(Items listed in a dataset)
--------------------------------------------------
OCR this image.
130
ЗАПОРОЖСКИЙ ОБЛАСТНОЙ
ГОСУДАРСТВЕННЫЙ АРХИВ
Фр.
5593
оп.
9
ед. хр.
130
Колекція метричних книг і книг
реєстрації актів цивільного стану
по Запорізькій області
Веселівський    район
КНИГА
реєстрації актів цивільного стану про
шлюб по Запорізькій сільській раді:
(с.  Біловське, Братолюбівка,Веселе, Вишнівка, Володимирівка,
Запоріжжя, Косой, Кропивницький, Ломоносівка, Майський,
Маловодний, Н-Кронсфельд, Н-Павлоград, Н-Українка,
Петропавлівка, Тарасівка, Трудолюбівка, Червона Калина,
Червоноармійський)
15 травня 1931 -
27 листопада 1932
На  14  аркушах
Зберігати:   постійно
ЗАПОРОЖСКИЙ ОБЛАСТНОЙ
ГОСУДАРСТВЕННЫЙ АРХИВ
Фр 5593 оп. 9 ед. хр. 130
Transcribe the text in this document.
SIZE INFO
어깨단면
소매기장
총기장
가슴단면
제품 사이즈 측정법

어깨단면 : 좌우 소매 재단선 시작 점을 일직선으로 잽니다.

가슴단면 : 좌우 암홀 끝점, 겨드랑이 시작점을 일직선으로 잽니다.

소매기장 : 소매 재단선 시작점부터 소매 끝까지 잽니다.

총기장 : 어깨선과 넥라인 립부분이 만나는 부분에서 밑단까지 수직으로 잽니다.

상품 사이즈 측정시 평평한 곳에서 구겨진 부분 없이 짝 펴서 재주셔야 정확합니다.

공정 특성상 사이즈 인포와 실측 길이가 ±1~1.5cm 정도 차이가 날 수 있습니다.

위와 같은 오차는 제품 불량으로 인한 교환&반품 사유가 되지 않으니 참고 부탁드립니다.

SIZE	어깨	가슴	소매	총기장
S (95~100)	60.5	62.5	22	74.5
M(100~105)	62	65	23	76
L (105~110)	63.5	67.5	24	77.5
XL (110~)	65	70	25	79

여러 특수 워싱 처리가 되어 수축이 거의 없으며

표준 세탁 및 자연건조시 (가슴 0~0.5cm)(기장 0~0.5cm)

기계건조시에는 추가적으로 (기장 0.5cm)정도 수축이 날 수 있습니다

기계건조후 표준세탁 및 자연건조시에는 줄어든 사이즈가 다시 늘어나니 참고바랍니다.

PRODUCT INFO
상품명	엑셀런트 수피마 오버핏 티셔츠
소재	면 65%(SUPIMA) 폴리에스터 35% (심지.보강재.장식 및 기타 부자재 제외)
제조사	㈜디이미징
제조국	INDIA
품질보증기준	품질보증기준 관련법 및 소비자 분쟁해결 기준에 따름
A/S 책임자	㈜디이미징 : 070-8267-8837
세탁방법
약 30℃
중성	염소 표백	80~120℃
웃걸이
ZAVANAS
--------------------------------------------------
● TASK REQUIREMENTS
Across the material above, count every line holding "цивільного" and write down only the number.

● SOLVED PROBLEM
2